— start Given text —
= 2016 in organized crime =

In 2016, a number of events took place in organized crime. The Mexican drug war continued to be a focus throughout the year.

==Events==
===January===
- January 2 – Gisela Mota Ocampo, mayor of Temixco in Mexico's Morelos state is assassinated by gunmen at her home, less than a day after taking office. Morelos Governor, Graco Ramírez, attributed Mota's killing to organized crime, without citing a particular drug cartel or gang.
- January 3 – Two suspects are killed in a clash with police, and three others are arrested in connection with the previous days assassination of Temixco, Morelos's newly inaugurated mayor Gisela Mota Ocampo. Governor Graco Ramírez, who attributed Mota's killing to organized crime, calls for three days of mourning.
- January 7 – The bodies of six people are found in a rural village in Guerrero state in southern Mexico.
- January 8 – The Mexican Navy recaptures escaped drug lord Joaquín Guzmán, also known as "El Chapo", in Los Mochis, Sinaloa.
- January 10 – Mexican authorities announce the intention to question American actor Sean Penn and Mexican actress Kate del Castillo regarding a secret October meeting and interview with Joaquín Guzmán, published by Rolling Stone magazine the previous day. Mexico Attorney General Arely Gomez says it was the Penn interview that led authorities to a Guzman hiding place.
— end Given text —
**Requirement 1:** Print the text on 2016 in organized crime again, word for word and in full.
— start Materials provided —
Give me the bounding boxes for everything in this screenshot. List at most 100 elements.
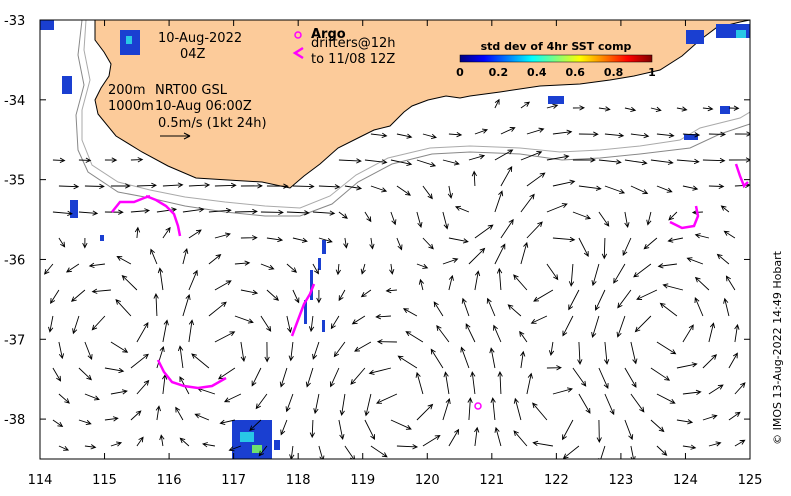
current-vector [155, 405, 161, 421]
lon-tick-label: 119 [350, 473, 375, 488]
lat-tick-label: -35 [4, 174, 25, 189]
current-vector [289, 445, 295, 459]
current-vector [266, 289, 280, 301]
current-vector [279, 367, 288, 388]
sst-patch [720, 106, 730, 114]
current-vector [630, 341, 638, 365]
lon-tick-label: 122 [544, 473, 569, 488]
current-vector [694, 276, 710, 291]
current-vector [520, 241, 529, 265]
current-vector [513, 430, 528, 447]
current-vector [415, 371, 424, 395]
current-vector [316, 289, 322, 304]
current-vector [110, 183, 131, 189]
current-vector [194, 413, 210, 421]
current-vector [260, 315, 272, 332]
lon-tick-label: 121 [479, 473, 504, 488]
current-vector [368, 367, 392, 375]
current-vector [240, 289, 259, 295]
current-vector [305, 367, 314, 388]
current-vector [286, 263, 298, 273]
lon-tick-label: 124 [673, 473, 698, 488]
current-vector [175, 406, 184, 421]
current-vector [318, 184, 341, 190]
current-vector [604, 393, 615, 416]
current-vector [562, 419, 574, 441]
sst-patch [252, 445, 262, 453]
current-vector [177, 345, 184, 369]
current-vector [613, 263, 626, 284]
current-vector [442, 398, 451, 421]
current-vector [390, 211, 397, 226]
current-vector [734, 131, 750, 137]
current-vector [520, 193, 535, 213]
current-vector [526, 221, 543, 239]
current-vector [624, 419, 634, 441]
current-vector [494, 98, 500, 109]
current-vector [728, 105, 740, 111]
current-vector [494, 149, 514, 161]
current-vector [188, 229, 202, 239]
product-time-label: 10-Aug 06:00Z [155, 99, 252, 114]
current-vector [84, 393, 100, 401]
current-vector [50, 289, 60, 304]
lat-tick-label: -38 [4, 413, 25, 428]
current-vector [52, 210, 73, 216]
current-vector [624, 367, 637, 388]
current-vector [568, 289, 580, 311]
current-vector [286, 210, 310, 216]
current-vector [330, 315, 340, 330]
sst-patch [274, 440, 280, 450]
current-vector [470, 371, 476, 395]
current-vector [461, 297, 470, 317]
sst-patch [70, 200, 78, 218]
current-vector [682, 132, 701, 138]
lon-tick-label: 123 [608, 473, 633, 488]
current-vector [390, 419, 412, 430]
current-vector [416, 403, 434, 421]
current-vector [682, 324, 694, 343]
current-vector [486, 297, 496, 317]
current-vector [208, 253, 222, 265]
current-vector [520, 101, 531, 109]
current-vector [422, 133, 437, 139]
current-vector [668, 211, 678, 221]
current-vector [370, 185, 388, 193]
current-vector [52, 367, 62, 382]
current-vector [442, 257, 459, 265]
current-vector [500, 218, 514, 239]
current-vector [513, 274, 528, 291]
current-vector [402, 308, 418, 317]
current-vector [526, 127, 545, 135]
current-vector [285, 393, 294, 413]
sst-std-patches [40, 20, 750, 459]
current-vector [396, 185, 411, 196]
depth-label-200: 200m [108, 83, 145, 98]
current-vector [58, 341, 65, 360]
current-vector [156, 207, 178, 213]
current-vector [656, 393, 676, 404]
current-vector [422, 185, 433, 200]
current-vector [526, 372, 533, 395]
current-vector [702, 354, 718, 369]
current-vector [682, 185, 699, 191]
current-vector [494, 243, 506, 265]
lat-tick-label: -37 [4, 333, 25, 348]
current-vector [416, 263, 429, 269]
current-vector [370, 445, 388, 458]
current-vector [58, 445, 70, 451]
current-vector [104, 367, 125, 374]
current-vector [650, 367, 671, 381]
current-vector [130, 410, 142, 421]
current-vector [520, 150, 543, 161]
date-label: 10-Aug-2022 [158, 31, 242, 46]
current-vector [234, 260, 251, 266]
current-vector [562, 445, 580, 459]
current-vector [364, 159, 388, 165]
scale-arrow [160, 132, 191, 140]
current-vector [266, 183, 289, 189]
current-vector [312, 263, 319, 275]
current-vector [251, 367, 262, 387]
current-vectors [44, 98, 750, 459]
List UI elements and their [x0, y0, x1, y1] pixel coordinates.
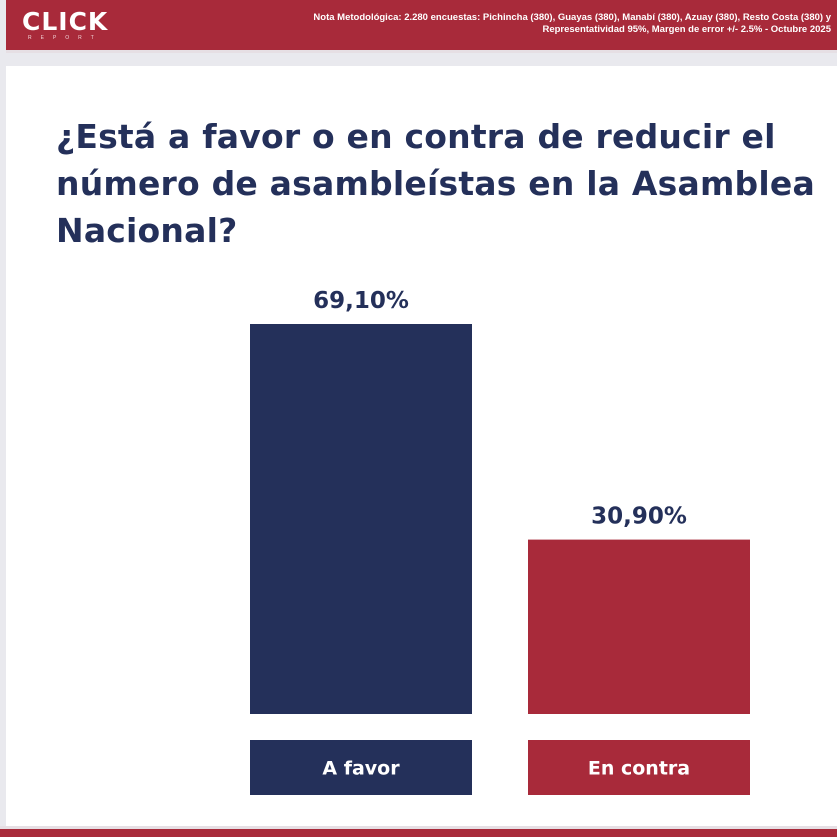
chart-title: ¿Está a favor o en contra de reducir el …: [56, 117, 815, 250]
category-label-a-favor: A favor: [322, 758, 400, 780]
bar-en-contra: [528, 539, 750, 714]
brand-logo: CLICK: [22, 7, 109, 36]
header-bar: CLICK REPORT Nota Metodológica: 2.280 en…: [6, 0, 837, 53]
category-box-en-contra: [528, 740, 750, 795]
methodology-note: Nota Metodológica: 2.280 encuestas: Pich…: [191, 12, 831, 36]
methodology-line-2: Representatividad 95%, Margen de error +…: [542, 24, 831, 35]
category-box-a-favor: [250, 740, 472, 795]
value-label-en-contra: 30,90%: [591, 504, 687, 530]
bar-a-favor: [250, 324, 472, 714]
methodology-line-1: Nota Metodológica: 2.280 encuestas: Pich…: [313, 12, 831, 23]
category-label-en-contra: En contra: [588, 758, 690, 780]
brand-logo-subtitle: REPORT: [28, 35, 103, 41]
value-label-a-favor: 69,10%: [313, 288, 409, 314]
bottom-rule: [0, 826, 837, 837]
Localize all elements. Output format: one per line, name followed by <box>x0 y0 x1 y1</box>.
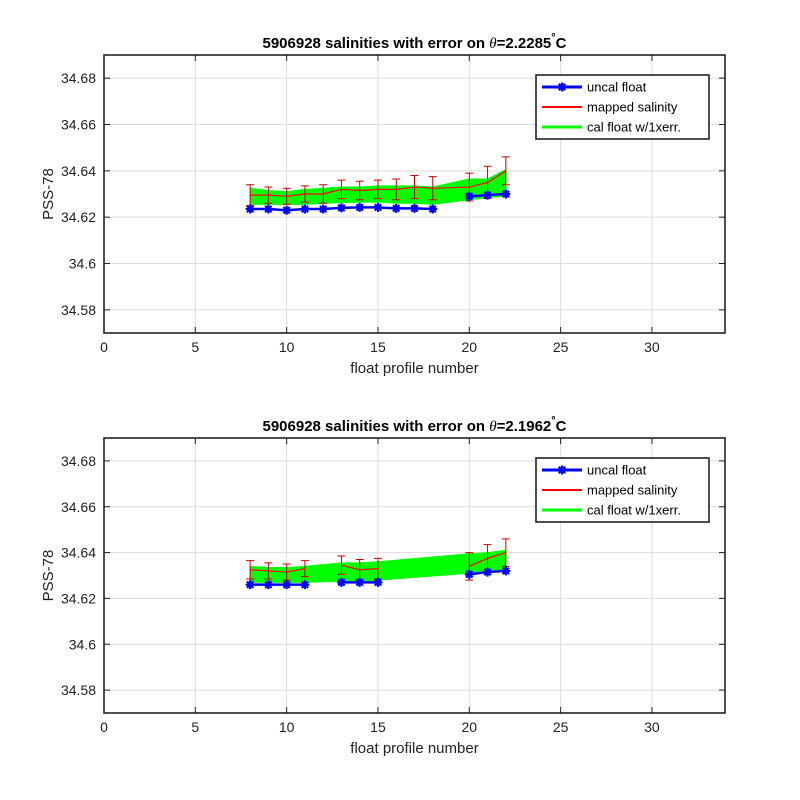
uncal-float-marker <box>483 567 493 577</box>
— end Materials provided —
**Requirement 2:** In the records, take the stretch from the line containing "current-vector [155, 405, 161, 421]" through the line containing "current-vector [470, 371, 476, 395]" and rewrite it with "temperature-patch" substituted for "sst-patch", leaving everything else unchanged. Output only those lines.

**Correct response 1:**
= 2016 in organized crime =

In 2016, a number of events took place in organized crime. The Mexican drug war continued to be a focus throughout the year.

==Events==
===January===
- January 2 – Gisela Mota Ocampo, mayor of Temixco in Mexico's Morelos state is assassinated by gunmen at her home, less than a day after taking office. Morelos Governor, Graco Ramírez, attributed Mota's killing to organized crime, without citing a particular drug cartel or gang.
- January 3 – Two suspects are killed in a clash with police, and three others are arrested in connection with the previous days assassination of Temixco, Morelos's newly inaugurated mayor Gisela Mota Ocampo. Governor Graco Ramírez, who attributed Mota's killing to organized crime, calls for three days of mourning.
- January 7 – The bodies of six people are found in a rural village in Guerrero state in southern Mexico.
- January 8 – The Mexican Navy recaptures escaped drug lord Joaquín Guzmán, also known as "El Chapo", in Los Mochis, Sinaloa.
- January 10 – Mexican authorities announce the intention to question American actor Sean Penn and Mexican actress Kate del Castillo regarding a secret October meeting and interview with Joaquín Guzmán, published by Rolling Stone magazine the previous day. Mexico Attorney General Arely Gomez says it was the Penn interview that led authorities to a Guzman hiding place.

**Correct response 2:**
current-vector [155, 405, 161, 421]
lon-tick-label: 119 [350, 473, 375, 488]
lat-tick-label: -35 [4, 174, 25, 189]
current-vector [289, 445, 295, 459]
current-vector [266, 289, 280, 301]
current-vector [279, 367, 288, 388]
temperature-patch [720, 106, 730, 114]
current-vector [630, 341, 638, 365]
lon-tick-label: 122 [544, 473, 569, 488]
current-vector [694, 276, 710, 291]
current-vector [520, 241, 529, 265]
current-vector [513, 430, 528, 447]
current-vector [415, 371, 424, 395]
current-vector [316, 289, 322, 304]
current-vector [110, 183, 131, 189]
current-vector [194, 413, 210, 421]
current-vector [260, 315, 272, 332]
lon-tick-label: 121 [479, 473, 504, 488]
current-vector [368, 367, 392, 375]
current-vector [240, 289, 259, 295]
current-vector [305, 367, 314, 388]
current-vector [286, 263, 298, 273]
lon-tick-label: 124 [673, 473, 698, 488]
current-vector [175, 406, 184, 421]
current-vector [318, 184, 341, 190]
current-vector [604, 393, 615, 416]
current-vector [562, 419, 574, 441]
temperature-patch [252, 445, 262, 453]
current-vector [177, 345, 184, 369]
current-vector [613, 263, 626, 284]
current-vector [442, 398, 451, 421]
current-vector [390, 211, 397, 226]
current-vector [734, 131, 750, 137]
current-vector [520, 193, 535, 213]
current-vector [526, 221, 543, 239]
current-vector [624, 419, 634, 441]
current-vector [494, 98, 500, 109]
current-vector [728, 105, 740, 111]
current-vector [494, 149, 514, 161]
current-vector [188, 229, 202, 239]
product-time-label: 10-Aug 06:00Z [155, 99, 252, 114]
current-vector [84, 393, 100, 401]
current-vector [50, 289, 60, 304]
lat-tick-label: -38 [4, 413, 25, 428]
current-vector [52, 210, 73, 216]
current-vector [624, 367, 637, 388]
current-vector [568, 289, 580, 311]
current-vector [286, 210, 310, 216]
current-vector [330, 315, 340, 330]
temperature-patch [274, 440, 280, 450]
current-vector [470, 371, 476, 395]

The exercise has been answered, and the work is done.